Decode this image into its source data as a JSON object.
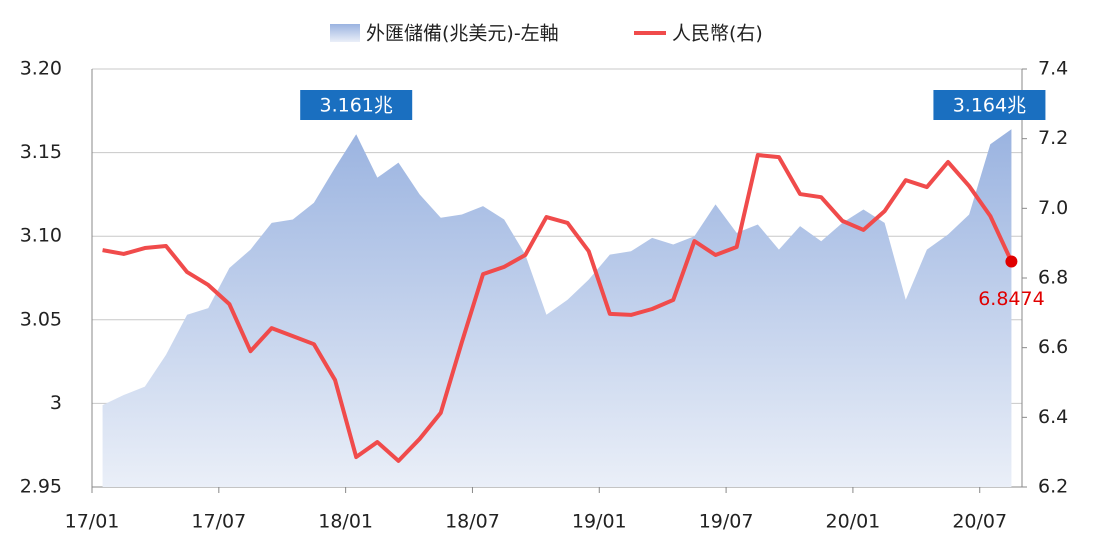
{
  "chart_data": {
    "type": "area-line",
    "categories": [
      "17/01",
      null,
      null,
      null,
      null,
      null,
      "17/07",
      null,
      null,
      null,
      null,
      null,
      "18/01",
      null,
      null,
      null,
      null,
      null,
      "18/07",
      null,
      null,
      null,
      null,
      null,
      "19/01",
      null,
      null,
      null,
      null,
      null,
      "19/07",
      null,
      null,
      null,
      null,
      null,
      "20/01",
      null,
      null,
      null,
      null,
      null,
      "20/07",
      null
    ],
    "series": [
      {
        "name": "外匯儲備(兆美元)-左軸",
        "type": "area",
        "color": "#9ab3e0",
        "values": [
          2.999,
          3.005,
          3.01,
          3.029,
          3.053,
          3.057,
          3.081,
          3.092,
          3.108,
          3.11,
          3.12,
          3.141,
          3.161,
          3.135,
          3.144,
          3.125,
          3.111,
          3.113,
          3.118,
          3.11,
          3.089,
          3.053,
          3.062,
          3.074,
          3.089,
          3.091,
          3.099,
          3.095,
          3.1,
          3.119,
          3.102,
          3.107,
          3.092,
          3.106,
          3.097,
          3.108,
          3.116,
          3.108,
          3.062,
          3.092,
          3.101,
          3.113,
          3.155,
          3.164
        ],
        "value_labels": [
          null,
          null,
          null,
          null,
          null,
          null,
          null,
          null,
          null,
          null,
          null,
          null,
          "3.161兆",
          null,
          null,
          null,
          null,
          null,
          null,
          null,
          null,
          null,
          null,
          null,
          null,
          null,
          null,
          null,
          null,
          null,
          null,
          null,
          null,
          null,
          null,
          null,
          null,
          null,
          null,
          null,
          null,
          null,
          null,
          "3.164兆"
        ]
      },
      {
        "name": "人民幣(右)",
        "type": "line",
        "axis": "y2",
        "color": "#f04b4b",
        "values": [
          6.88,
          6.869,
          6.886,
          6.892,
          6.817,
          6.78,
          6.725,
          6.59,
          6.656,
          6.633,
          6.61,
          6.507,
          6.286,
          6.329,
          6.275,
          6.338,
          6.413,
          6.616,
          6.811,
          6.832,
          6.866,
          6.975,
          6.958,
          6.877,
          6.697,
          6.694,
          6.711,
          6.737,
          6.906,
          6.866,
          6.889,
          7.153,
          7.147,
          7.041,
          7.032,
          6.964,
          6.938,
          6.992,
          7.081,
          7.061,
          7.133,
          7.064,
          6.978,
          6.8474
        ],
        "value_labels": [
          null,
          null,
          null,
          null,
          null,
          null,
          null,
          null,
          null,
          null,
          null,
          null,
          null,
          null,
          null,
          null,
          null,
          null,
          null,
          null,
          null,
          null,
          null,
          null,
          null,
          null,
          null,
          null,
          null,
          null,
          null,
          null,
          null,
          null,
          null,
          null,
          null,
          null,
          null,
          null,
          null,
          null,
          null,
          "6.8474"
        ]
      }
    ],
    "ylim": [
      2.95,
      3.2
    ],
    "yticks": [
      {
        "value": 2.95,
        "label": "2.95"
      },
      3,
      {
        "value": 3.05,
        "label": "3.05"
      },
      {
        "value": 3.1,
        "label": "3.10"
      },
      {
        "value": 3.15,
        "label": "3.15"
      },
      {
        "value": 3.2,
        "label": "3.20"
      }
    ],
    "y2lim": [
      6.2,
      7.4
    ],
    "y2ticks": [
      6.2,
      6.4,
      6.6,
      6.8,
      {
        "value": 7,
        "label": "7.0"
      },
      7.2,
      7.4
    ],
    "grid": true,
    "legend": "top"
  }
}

_ _ _ _ _

» Exercise
All of the entries need to be transcribed word for word; pictures are left out.

» Task response
Decode this image into its source data as a JSON object.
{
  "chart_data": {
    "type": "area-line",
    "categories": [
      "17/01",
      null,
      null,
      null,
      null,
      null,
      "17/07",
      null,
      null,
      null,
      null,
      null,
      "18/01",
      null,
      null,
      null,
      null,
      null,
      "18/07",
      null,
      null,
      null,
      null,
      null,
      "19/01",
      null,
      null,
      null,
      null,
      null,
      "19/07",
      null,
      null,
      null,
      null,
      null,
      "20/01",
      null,
      null,
      null,
      null,
      null,
      "20/07",
      null
    ],
    "series": [
      {
        "name": "外匯儲備(兆美元)-左軸",
        "type": "area",
        "color": "#9ab3e0",
        "values": [
          2.999,
          3.005,
          3.01,
          3.029,
          3.053,
          3.057,
          3.081,
          3.092,
          3.108,
          3.11,
          3.12,
          3.141,
          3.161,
          3.135,
          3.144,
          3.125,
          3.111,
          3.113,
          3.118,
          3.11,
          3.089,
          3.053,
          3.062,
          3.074,
          3.089,
          3.091,
          3.099,
          3.095,
          3.1,
          3.119,
          3.102,
          3.107,
          3.092,
          3.106,
          3.097,
          3.108,
          3.116,
          3.108,
          3.062,
          3.092,
          3.101,
          3.113,
          3.155,
          3.164
        ],
        "value_labels": [
          null,
          null,
          null,
          null,
          null,
          null,
          null,
          null,
          null,
          null,
          null,
          null,
          "3.161兆",
          null,
          null,
          null,
          null,
          null,
          null,
          null,
          null,
          null,
          null,
          null,
          null,
          null,
          null,
          null,
          null,
          null,
          null,
          null,
          null,
          null,
          null,
          null,
          null,
          null,
          null,
          null,
          null,
          null,
          null,
          "3.164兆"
        ]
      },
      {
        "name": "人民幣(右)",
        "type": "line",
        "axis": "y2",
        "color": "#f04b4b",
        "values": [
          6.88,
          6.869,
          6.886,
          6.892,
          6.817,
          6.78,
          6.725,
          6.59,
          6.656,
          6.633,
          6.61,
          6.507,
          6.286,
          6.329,
          6.275,
          6.338,
          6.413,
          6.616,
          6.811,
          6.832,
          6.866,
          6.975,
          6.958,
          6.877,
          6.697,
          6.694,
          6.711,
          6.737,
          6.906,
          6.866,
          6.889,
          7.153,
          7.147,
          7.041,
          7.032,
          6.964,
          6.938,
          6.992,
          7.081,
          7.061,
          7.133,
          7.064,
          6.978,
          6.8474
        ],
        "value_labels": [
          null,
          null,
          null,
          null,
          null,
          null,
          null,
          null,
          null,
          null,
          null,
          null,
          null,
          null,
          null,
          null,
          null,
          null,
          null,
          null,
          null,
          null,
          null,
          null,
          null,
          null,
          null,
          null,
          null,
          null,
          null,
          null,
          null,
          null,
          null,
          null,
          null,
          null,
          null,
          null,
          null,
          null,
          null,
          "6.8474"
        ]
      }
    ],
    "ylim": [
      2.95,
      3.2
    ],
    "yticks": [
      {
        "value": 2.95,
        "label": "2.95"
      },
      3,
      {
        "value": 3.05,
        "label": "3.05"
      },
      {
        "value": 3.1,
        "label": "3.10"
      },
      {
        "value": 3.15,
        "label": "3.15"
      },
      {
        "value": 3.2,
        "label": "3.20"
      }
    ],
    "y2lim": [
      6.2,
      7.4
    ],
    "y2ticks": [
      6.2,
      6.4,
      6.6,
      6.8,
      {
        "value": 7,
        "label": "7.0"
      },
      7.2,
      7.4
    ],
    "grid": true,
    "legend": "top"
  }
}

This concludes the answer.